§ Exercise instructions:
Count the lines below that include the word "opinion" and write that number alone.

§ Data lines:
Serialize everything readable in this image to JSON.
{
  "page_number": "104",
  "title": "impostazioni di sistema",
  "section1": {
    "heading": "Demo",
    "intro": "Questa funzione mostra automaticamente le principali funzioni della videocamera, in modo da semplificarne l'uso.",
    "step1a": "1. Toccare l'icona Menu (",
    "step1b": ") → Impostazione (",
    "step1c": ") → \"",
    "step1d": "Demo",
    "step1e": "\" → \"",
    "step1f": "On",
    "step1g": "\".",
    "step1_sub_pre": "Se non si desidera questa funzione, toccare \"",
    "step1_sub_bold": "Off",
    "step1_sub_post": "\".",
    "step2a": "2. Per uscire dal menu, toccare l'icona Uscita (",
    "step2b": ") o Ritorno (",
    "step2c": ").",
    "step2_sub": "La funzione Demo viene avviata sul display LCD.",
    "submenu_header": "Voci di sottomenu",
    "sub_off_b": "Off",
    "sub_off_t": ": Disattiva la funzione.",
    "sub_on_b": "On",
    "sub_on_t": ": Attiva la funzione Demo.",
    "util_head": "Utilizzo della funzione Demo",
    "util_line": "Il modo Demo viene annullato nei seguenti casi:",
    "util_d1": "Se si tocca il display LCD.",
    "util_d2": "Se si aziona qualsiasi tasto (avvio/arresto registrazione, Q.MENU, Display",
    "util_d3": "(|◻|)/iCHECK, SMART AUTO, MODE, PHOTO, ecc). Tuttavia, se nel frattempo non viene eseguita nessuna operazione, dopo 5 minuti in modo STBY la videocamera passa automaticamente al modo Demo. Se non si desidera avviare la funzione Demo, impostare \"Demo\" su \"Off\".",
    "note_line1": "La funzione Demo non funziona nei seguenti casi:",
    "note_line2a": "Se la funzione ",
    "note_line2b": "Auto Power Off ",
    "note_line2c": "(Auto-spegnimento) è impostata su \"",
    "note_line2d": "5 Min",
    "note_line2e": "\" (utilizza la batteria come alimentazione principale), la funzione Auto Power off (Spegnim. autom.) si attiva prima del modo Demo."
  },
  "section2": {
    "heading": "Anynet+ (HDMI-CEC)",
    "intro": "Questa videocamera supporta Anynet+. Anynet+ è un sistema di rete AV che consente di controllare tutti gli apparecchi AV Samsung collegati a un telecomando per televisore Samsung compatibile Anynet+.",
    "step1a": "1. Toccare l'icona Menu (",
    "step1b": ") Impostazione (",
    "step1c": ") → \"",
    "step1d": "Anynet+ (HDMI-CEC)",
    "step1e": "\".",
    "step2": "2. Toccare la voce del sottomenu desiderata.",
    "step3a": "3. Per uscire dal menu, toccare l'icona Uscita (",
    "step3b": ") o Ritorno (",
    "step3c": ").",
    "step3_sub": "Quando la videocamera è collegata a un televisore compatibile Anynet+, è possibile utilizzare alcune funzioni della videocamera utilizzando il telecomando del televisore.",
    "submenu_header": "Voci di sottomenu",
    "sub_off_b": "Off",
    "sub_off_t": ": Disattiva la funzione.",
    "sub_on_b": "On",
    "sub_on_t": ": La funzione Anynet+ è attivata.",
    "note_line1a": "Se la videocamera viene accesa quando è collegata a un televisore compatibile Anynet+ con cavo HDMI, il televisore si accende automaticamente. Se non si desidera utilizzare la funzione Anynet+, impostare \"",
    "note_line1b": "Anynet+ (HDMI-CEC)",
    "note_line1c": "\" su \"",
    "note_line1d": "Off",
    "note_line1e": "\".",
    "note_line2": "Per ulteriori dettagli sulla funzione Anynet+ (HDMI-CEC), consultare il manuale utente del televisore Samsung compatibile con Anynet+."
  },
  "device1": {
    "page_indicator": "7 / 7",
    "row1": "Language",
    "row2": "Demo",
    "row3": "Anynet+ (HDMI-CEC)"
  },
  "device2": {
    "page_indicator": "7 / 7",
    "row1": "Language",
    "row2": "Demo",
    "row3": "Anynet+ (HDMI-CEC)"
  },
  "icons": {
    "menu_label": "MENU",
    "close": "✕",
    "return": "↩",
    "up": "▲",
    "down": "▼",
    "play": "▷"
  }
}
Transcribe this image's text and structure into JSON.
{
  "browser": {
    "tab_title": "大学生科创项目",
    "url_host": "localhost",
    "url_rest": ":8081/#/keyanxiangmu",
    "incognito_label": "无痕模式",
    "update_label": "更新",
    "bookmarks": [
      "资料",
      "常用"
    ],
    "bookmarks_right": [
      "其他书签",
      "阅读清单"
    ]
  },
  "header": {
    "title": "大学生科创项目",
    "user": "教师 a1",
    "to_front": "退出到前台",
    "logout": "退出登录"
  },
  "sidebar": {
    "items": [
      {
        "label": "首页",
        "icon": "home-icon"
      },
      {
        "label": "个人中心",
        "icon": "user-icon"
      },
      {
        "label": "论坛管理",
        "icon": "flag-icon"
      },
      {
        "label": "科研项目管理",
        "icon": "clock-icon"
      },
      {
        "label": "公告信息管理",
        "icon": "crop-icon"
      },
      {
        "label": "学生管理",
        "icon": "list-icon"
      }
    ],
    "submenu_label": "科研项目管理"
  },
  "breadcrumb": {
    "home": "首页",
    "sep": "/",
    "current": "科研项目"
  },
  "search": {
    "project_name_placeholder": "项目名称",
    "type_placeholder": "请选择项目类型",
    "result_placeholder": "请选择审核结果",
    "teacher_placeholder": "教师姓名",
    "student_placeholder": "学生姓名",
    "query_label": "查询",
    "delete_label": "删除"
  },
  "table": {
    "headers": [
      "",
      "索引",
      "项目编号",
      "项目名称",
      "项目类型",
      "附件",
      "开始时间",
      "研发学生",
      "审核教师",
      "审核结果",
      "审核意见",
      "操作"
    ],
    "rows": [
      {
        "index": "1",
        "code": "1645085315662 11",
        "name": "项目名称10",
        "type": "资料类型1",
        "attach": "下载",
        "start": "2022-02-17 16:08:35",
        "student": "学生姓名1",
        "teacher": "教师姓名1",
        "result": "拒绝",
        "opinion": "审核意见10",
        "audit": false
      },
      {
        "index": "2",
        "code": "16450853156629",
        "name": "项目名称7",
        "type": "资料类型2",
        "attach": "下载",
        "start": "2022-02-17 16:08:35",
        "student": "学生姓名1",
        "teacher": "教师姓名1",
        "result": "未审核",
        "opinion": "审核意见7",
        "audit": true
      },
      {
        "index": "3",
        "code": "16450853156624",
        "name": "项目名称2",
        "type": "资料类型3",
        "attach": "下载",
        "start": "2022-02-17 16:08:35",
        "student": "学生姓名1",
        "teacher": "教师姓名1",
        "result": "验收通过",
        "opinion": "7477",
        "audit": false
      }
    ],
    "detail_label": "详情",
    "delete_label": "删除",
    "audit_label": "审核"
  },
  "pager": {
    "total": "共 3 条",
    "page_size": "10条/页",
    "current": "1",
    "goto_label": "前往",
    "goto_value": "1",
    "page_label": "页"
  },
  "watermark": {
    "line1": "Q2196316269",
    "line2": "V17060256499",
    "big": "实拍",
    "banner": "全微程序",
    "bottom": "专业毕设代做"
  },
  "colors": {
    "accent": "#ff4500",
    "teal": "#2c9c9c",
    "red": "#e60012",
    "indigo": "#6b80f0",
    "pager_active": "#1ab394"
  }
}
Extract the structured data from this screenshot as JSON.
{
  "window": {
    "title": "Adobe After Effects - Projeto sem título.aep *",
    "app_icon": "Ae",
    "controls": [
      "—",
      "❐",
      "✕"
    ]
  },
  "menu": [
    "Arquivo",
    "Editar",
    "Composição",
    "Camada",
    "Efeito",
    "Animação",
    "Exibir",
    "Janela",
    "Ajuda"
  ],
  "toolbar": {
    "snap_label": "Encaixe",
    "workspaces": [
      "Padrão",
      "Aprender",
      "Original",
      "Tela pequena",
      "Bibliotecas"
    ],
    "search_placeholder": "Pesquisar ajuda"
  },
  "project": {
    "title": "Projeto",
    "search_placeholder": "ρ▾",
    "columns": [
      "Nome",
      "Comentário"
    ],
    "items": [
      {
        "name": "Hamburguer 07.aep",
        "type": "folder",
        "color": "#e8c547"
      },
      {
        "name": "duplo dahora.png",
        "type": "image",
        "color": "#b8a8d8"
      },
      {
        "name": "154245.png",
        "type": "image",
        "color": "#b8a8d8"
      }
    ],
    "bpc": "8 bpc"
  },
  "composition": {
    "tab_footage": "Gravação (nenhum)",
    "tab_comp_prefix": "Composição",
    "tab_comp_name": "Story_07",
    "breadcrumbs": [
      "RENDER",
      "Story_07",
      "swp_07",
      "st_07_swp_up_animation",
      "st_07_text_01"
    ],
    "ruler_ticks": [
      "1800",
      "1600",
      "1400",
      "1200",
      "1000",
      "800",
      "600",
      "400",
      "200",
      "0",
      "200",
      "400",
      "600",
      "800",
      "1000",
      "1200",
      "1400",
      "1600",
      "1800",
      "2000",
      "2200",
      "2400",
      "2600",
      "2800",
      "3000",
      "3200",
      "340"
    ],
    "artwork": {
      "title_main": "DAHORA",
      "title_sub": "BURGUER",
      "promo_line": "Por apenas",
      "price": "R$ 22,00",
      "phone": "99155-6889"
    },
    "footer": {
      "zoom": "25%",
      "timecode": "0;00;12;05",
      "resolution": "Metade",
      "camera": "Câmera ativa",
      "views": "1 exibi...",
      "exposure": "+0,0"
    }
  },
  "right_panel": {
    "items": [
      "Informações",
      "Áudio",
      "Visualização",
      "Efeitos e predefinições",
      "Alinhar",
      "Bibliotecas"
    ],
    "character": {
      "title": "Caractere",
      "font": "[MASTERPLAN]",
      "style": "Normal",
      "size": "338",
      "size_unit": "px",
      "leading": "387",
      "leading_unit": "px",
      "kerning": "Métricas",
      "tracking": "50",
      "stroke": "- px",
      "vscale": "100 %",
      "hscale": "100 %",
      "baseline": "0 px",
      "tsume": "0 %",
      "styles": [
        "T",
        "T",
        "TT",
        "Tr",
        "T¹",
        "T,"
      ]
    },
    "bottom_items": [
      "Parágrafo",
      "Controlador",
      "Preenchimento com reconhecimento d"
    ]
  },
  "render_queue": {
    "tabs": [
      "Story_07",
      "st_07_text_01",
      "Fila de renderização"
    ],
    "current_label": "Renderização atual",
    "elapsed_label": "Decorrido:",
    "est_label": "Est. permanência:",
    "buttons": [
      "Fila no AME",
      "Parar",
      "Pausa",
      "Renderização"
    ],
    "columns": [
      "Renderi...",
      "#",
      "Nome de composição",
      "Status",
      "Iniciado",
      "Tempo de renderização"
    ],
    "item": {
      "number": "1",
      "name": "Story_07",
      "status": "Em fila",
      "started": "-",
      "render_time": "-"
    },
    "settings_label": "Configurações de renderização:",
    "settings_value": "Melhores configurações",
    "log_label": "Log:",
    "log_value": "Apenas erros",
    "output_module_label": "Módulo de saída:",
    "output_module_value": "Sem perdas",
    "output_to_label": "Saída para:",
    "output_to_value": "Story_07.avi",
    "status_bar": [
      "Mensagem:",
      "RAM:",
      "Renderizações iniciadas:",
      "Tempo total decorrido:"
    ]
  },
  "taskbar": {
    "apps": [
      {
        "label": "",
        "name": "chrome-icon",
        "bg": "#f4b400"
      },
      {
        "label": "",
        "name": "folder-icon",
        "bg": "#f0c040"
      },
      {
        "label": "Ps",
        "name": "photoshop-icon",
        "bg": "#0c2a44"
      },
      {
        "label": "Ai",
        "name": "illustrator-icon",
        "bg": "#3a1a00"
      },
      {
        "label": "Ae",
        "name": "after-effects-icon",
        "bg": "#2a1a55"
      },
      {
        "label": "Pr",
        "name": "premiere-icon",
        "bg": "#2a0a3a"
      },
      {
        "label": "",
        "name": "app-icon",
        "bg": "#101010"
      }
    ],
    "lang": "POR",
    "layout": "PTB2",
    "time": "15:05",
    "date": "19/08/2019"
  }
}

§ Solution for this problem:
3